* **Task objective**
From the listing below, pull out every line where the string "Concentration" appears.

* **Raw data**
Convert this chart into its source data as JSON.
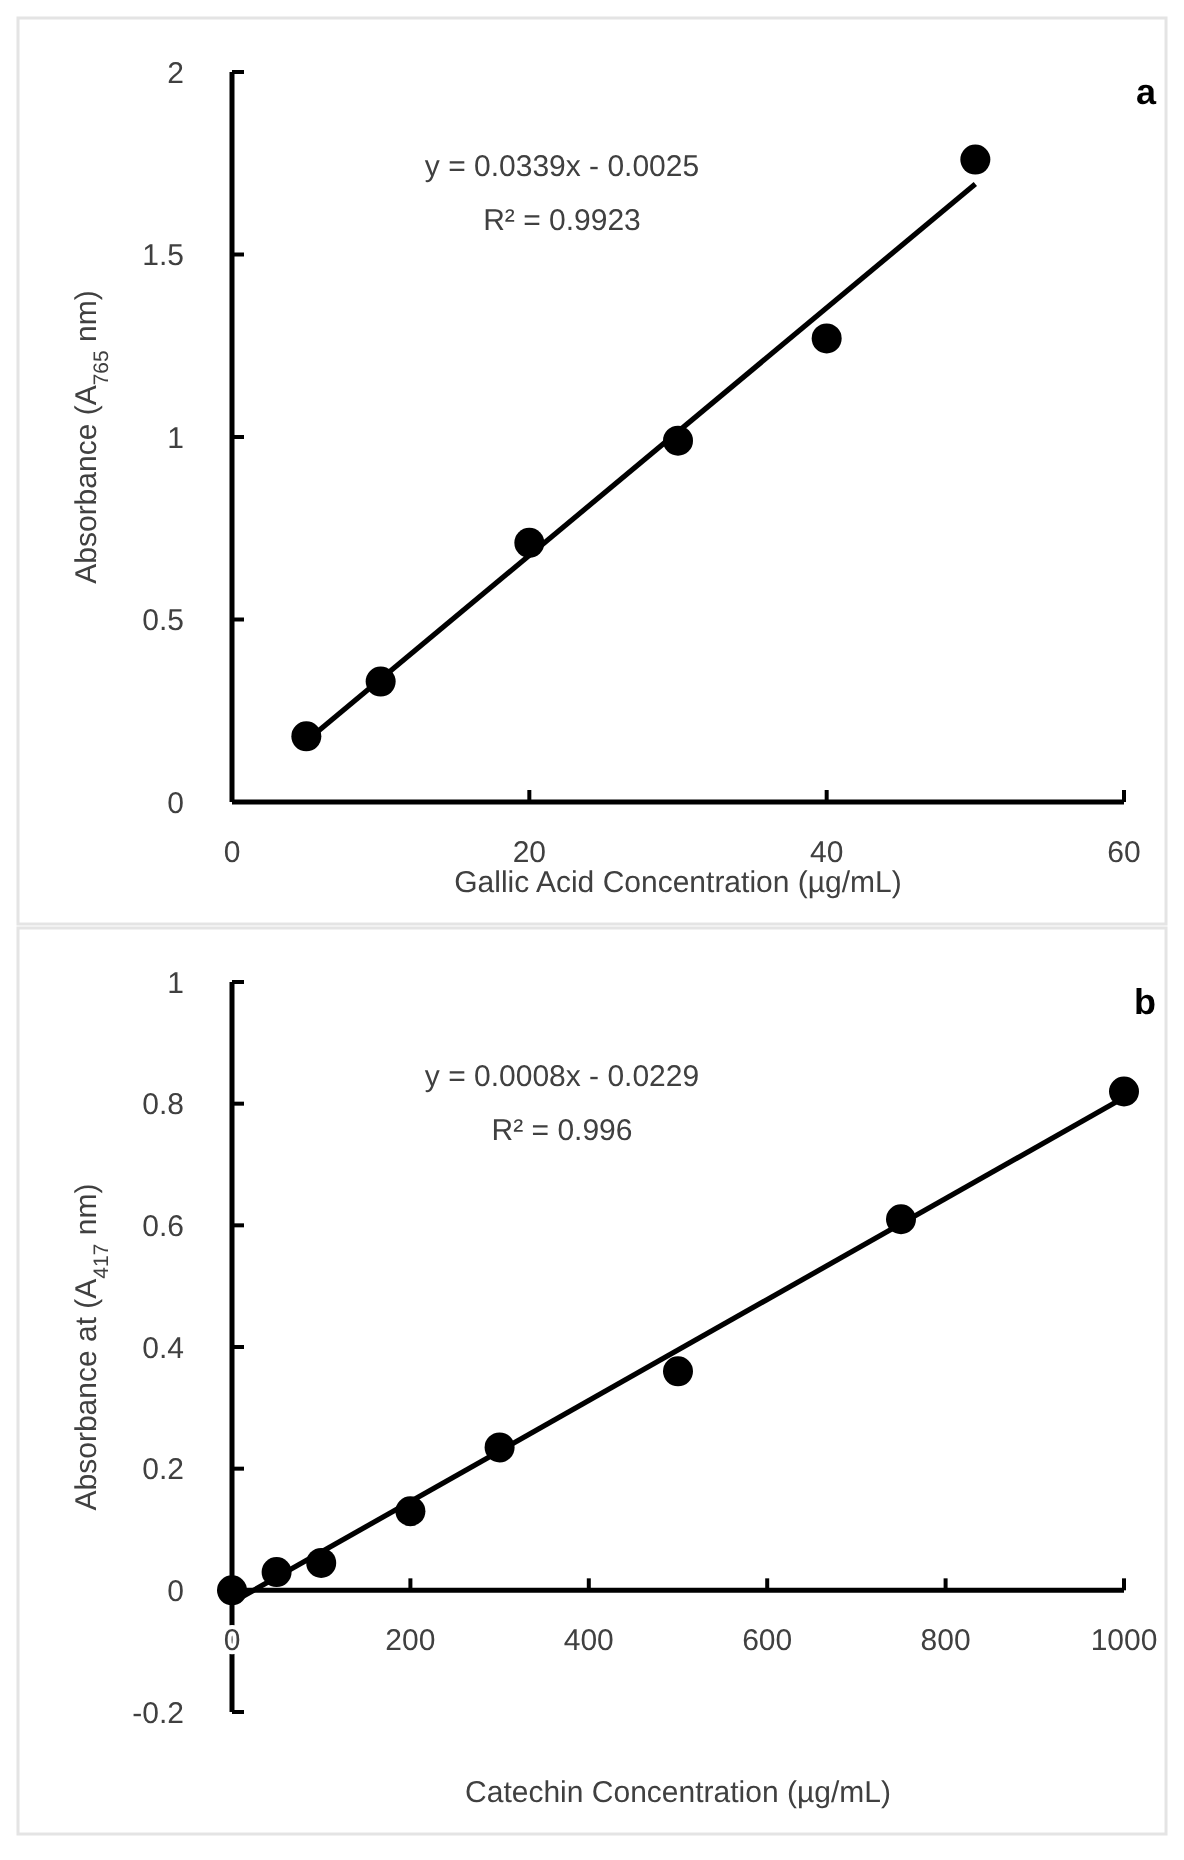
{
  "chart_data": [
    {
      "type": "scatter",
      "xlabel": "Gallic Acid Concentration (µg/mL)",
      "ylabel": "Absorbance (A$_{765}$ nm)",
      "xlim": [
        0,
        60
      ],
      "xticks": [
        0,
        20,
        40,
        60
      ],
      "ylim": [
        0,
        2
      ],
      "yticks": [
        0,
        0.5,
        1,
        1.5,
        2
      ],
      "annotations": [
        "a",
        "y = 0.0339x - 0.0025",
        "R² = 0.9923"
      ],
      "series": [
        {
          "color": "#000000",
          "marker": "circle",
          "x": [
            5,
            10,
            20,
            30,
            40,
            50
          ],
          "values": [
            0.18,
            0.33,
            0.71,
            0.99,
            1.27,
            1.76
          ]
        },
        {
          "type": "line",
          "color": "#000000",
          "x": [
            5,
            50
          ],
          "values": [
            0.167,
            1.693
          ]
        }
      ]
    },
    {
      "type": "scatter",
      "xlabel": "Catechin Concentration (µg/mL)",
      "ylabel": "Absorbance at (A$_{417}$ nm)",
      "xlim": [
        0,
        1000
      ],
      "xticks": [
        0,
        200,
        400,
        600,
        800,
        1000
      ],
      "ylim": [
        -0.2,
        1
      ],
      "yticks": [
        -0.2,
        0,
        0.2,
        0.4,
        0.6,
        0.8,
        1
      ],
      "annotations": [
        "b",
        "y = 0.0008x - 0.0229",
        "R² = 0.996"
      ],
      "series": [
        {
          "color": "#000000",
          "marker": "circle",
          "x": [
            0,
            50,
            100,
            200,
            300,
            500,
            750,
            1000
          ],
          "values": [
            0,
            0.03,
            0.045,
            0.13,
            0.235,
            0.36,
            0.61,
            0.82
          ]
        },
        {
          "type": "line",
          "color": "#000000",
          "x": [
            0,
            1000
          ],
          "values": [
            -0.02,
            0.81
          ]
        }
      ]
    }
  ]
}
--
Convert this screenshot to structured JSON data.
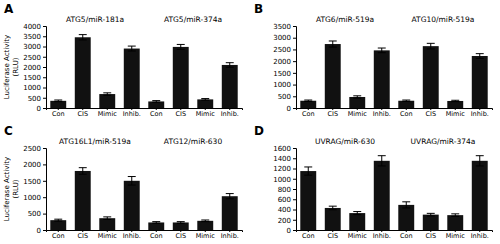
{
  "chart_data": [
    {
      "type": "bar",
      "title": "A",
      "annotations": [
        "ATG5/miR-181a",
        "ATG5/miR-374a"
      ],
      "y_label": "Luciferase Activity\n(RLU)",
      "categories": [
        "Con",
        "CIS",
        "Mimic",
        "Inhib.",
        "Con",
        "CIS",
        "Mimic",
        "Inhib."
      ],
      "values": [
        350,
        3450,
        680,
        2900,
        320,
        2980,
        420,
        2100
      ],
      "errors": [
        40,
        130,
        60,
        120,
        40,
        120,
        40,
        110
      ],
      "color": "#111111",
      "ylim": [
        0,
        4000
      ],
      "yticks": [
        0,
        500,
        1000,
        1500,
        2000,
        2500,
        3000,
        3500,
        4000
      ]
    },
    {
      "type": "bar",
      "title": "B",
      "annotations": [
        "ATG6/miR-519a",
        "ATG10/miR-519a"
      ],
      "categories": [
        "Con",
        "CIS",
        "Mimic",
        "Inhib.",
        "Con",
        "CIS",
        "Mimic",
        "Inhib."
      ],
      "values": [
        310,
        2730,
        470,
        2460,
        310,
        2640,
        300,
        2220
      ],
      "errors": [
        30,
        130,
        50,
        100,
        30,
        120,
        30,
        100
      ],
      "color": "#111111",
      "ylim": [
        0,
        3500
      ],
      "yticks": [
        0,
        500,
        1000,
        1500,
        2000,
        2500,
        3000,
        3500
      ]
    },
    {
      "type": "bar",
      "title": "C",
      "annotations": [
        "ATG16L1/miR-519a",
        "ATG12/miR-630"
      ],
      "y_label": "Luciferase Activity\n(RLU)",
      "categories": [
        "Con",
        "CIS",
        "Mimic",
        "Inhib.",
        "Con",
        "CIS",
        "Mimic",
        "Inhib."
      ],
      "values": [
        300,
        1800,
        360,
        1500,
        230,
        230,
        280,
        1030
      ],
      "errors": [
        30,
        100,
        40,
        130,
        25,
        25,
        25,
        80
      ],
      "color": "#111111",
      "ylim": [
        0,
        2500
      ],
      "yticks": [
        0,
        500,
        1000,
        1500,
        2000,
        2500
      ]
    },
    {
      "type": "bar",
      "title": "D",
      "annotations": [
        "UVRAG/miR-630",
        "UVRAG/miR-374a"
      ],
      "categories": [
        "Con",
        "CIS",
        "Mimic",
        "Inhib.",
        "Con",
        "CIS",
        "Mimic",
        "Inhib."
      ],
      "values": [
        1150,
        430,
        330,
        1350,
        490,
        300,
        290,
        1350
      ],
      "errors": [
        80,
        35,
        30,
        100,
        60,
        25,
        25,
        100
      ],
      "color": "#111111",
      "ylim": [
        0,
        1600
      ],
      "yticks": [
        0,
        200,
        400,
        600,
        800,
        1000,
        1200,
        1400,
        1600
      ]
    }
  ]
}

* **Task output**
      "xlabel": "Gallic Acid Concentration (µg/mL)",
      "xlabel": "Catechin Concentration (µg/mL)",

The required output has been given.